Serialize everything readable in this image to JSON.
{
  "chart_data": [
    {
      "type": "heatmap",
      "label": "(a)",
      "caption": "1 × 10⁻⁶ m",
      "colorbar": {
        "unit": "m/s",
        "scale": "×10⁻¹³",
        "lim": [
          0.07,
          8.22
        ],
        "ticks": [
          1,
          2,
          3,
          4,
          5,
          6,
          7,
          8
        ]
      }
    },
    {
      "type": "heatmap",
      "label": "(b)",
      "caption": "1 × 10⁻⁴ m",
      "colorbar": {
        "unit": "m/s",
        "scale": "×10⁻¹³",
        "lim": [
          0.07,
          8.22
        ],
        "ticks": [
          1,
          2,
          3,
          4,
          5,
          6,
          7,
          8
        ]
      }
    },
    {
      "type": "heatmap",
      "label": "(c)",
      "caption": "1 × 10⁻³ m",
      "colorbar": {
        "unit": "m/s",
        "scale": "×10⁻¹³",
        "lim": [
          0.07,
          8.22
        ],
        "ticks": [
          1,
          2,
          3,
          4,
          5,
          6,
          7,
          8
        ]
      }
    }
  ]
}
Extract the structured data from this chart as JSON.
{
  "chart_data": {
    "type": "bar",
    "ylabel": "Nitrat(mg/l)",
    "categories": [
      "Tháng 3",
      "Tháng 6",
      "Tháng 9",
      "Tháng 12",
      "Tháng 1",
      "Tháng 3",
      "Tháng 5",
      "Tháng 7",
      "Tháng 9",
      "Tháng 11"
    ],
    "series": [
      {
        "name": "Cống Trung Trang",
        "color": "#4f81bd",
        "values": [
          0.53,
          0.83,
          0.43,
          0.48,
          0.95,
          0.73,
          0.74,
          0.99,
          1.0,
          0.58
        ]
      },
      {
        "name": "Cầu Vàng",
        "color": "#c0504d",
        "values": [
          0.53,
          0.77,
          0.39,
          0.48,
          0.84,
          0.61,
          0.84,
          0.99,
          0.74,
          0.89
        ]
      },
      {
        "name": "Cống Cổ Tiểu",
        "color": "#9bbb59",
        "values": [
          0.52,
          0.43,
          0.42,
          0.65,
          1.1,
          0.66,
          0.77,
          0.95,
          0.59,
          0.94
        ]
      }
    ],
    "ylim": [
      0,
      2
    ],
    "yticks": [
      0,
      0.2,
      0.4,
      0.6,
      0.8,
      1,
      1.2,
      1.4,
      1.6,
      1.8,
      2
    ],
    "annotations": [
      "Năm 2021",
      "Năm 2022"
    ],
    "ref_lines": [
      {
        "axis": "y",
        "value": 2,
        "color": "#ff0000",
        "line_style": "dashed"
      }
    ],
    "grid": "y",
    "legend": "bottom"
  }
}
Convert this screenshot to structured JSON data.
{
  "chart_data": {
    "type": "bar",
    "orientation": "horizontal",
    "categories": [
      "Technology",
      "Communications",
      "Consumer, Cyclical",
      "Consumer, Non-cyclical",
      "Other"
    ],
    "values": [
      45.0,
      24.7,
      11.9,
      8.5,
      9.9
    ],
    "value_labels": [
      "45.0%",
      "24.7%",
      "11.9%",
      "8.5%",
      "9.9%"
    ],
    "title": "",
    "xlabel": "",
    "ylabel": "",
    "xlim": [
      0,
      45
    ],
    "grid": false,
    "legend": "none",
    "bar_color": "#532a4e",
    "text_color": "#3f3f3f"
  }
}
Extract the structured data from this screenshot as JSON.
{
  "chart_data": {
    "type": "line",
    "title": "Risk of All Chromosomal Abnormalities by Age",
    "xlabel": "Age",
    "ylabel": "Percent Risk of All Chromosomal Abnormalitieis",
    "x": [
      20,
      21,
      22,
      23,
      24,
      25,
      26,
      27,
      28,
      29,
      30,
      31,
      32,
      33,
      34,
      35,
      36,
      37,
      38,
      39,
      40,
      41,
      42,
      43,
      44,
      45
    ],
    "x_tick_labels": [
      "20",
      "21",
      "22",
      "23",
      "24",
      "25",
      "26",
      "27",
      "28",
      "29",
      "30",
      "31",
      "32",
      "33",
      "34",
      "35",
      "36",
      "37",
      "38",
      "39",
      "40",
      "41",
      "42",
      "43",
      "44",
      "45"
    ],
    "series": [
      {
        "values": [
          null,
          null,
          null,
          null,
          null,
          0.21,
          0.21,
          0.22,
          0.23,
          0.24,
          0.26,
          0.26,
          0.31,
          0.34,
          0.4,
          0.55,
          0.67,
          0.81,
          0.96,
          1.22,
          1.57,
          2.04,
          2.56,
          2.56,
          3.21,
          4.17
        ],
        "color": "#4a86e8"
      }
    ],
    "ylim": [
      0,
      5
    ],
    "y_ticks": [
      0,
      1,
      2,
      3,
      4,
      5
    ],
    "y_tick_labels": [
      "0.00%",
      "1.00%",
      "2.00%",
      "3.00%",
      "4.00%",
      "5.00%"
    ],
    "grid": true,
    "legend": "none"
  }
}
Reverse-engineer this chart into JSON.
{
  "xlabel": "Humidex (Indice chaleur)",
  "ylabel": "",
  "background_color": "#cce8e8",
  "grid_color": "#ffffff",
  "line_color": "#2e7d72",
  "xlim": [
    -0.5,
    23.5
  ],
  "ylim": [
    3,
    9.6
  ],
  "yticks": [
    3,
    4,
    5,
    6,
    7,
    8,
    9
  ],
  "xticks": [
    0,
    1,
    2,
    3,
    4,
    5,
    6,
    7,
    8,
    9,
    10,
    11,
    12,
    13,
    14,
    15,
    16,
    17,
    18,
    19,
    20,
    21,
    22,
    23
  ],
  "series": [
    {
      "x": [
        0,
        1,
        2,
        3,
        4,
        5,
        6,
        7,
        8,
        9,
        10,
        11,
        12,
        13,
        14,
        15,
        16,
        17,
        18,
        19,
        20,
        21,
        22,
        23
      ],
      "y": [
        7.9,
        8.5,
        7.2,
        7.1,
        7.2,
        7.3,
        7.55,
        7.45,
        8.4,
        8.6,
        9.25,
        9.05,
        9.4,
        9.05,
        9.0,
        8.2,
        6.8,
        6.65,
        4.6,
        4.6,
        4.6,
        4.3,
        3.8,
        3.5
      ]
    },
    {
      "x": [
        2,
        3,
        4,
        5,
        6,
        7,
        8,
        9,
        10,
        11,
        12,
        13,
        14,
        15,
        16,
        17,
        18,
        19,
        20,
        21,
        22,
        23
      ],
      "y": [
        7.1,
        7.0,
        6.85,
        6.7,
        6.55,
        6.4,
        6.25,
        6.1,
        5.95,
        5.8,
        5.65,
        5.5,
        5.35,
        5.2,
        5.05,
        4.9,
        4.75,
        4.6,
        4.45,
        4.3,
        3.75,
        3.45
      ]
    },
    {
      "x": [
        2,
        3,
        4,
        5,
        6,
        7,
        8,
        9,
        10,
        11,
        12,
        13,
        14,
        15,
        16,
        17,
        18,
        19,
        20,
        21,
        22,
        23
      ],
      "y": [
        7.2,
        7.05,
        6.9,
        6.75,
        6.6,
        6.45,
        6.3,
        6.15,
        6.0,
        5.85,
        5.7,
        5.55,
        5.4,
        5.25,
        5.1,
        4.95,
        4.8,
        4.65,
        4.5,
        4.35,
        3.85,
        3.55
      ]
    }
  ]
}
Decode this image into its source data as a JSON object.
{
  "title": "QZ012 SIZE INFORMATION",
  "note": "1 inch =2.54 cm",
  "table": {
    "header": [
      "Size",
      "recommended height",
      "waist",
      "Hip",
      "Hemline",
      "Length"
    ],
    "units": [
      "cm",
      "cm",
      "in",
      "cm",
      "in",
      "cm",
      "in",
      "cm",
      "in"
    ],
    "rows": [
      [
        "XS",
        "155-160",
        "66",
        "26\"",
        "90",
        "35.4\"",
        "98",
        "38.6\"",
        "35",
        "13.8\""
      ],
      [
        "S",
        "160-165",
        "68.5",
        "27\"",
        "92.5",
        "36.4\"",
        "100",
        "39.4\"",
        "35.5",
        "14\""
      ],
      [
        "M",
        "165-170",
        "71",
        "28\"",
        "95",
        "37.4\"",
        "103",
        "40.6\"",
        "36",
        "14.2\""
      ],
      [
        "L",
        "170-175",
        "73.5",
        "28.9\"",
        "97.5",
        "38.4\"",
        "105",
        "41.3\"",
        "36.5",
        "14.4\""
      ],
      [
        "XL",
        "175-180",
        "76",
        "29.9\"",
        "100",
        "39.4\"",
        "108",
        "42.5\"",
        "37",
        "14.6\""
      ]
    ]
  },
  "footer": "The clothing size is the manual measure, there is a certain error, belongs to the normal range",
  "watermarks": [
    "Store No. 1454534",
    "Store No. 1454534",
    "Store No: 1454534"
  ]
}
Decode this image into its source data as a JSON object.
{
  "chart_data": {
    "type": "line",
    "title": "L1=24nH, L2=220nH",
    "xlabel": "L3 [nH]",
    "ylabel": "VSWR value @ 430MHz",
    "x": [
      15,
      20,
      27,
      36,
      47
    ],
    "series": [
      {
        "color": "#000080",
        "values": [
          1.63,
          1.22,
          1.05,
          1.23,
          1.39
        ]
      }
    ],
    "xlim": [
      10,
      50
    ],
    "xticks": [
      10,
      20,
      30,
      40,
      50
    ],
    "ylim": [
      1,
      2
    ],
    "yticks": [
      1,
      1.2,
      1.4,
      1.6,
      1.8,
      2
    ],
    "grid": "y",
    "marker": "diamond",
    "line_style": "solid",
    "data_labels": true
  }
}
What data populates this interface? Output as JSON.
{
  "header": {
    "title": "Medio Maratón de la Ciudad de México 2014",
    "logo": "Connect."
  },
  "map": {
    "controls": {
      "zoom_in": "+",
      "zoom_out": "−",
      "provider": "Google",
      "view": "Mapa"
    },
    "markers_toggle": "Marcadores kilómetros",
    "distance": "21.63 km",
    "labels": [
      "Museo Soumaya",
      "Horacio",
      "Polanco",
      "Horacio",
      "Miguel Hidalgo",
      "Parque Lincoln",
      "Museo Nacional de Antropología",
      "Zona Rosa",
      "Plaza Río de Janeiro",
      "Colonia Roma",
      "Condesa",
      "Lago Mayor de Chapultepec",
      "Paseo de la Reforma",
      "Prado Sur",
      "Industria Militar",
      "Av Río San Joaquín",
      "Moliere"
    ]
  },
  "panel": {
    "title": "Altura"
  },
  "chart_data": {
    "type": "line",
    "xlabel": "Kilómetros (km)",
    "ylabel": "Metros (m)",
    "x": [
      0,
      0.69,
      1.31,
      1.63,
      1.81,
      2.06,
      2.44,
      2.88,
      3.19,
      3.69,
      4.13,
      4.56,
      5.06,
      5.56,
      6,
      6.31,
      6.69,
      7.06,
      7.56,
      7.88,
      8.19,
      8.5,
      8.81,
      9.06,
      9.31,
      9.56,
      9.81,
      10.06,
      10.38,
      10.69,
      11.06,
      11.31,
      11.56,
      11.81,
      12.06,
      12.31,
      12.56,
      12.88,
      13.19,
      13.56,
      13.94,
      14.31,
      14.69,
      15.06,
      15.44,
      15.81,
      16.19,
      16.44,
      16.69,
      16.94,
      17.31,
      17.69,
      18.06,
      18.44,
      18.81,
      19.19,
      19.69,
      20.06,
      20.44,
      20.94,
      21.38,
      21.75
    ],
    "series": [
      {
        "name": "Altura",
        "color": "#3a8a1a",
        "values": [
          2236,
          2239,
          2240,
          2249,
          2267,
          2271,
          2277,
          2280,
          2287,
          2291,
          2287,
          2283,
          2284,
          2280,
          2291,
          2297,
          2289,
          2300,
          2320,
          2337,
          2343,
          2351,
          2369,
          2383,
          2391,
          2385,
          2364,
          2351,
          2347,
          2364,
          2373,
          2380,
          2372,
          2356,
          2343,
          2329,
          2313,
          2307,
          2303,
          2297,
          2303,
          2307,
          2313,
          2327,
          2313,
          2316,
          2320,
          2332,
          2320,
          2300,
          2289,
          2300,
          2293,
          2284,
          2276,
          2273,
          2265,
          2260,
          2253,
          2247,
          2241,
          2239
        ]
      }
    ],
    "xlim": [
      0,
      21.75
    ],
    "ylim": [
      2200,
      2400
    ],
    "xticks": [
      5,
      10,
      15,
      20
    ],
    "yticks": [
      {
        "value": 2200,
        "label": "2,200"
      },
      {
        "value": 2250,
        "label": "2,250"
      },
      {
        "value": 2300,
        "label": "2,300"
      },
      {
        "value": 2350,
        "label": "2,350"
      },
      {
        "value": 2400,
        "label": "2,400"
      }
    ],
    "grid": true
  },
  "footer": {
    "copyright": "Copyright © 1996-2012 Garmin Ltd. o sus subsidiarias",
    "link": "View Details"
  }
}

Task directions: Extract each line holding the string "Tháng".

Response for this exercise:
      "Tháng 3",
      "Tháng 6",
      "Tháng 9",
      "Tháng 12",
      "Tháng 1",
      "Tháng 3",
      "Tháng 5",
      "Tháng 7",
      "Tháng 9",
      "Tháng 11"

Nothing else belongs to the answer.